(Dataset items)
────────────────────

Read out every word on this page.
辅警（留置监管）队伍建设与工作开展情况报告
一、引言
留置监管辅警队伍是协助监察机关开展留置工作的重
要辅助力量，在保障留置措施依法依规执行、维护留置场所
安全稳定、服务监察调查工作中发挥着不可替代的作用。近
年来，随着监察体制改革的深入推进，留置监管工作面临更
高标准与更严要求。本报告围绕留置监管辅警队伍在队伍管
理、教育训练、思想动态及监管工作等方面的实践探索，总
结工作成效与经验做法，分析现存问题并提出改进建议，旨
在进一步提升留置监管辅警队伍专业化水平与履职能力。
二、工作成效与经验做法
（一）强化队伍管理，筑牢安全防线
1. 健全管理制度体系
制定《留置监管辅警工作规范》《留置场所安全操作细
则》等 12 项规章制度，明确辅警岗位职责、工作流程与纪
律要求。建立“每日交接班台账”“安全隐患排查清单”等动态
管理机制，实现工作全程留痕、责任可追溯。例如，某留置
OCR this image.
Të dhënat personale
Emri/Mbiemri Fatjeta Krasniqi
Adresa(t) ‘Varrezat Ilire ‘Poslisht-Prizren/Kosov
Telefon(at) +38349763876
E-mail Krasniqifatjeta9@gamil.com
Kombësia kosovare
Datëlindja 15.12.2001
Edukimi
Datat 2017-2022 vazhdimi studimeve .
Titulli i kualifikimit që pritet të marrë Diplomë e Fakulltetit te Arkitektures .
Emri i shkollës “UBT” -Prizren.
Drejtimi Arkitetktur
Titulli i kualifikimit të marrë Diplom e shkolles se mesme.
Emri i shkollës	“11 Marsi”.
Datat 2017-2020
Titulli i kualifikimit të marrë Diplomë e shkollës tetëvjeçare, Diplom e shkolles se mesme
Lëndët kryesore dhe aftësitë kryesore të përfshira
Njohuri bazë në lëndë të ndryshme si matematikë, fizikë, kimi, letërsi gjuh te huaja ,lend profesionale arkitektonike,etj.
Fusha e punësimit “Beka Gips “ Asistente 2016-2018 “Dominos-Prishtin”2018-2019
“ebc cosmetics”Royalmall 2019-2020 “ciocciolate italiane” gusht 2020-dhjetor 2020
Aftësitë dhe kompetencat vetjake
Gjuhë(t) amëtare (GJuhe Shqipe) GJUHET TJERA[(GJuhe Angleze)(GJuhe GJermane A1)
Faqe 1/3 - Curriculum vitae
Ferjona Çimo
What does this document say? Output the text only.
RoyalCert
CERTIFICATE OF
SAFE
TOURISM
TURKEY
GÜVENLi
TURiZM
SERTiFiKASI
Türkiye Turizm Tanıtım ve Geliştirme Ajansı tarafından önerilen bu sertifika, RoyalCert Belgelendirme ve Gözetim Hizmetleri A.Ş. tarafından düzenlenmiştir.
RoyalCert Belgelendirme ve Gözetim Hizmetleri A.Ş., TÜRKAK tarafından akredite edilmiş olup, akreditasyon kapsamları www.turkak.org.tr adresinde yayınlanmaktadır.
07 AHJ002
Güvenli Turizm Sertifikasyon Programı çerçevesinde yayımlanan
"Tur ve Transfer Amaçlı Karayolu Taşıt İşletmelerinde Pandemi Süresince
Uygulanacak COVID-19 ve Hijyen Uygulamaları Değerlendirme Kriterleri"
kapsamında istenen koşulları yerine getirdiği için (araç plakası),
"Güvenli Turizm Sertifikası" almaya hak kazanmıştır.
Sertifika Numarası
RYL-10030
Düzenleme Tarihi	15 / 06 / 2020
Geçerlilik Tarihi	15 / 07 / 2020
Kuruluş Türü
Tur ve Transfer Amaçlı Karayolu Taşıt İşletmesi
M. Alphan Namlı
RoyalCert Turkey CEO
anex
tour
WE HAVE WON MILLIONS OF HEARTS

────────────────────

# DIRECTIVE
Keep only the lines that hold the string "Karayolu", and copy them out.

# SOLUTION TO THIS EXERCISE
"Tur ve Transfer Amaçlı Karayolu Taşıt İşletmelerinde Pandemi Süresince
Tur ve Transfer Amaçlı Karayolu Taşıt İşletmesi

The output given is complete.